▶ _What the exercise asks_:
Exactly repeat all the records below, omitting the images they hold.

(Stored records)
● ● ● ● ● ● ●

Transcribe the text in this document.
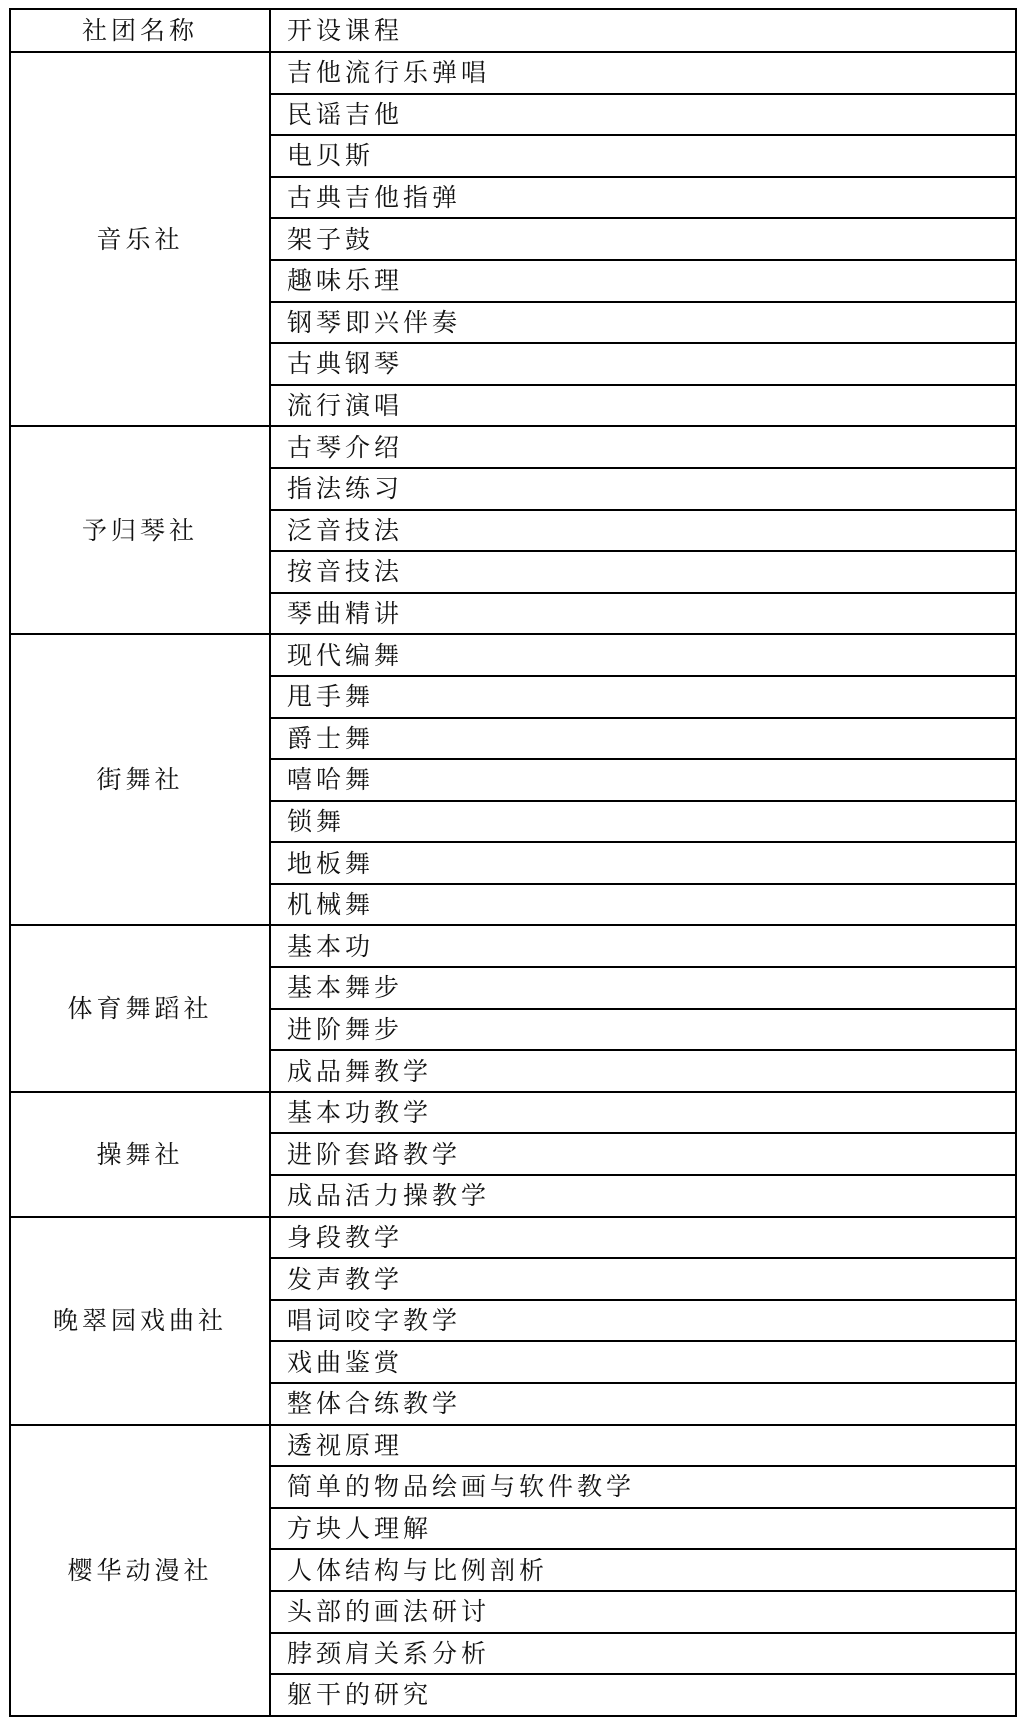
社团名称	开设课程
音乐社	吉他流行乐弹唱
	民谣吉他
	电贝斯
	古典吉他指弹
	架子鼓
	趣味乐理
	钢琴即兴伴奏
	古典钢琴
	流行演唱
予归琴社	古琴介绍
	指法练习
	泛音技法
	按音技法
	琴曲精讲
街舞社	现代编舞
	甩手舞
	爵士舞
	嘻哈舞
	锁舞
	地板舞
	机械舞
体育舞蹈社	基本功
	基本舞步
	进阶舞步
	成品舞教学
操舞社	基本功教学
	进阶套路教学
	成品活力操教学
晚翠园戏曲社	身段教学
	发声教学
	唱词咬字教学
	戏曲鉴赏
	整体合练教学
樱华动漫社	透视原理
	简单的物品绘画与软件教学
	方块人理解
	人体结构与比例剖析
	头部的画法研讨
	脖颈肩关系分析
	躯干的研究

● ● ● ● ● ● ●

▶ _Result of this exercise_:
Transcribe the text in this document.
社团名称	开设课程
音乐社	吉他流行乐弹唱
	民谣吉他
	电贝斯
	古典吉他指弹
	架子鼓
	趣味乐理
	钢琴即兴伴奏
	古典钢琴
	流行演唱
予归琴社	古琴介绍
	指法练习
	泛音技法
	按音技法
	琴曲精讲
街舞社	现代编舞
	甩手舞
	爵士舞
	嘻哈舞
	锁舞
	地板舞
	机械舞
体育舞蹈社	基本功
	基本舞步
	进阶舞步
	成品舞教学
操舞社	基本功教学
	进阶套路教学
	成品活力操教学
晚翠园戏曲社	身段教学
	发声教学
	唱词咬字教学
	戏曲鉴赏
	整体合练教学
樱华动漫社	透视原理
	简单的物品绘画与软件教学
	方块人理解
	人体结构与比例剖析
	头部的画法研讨
	脖颈肩关系分析
	躯干的研究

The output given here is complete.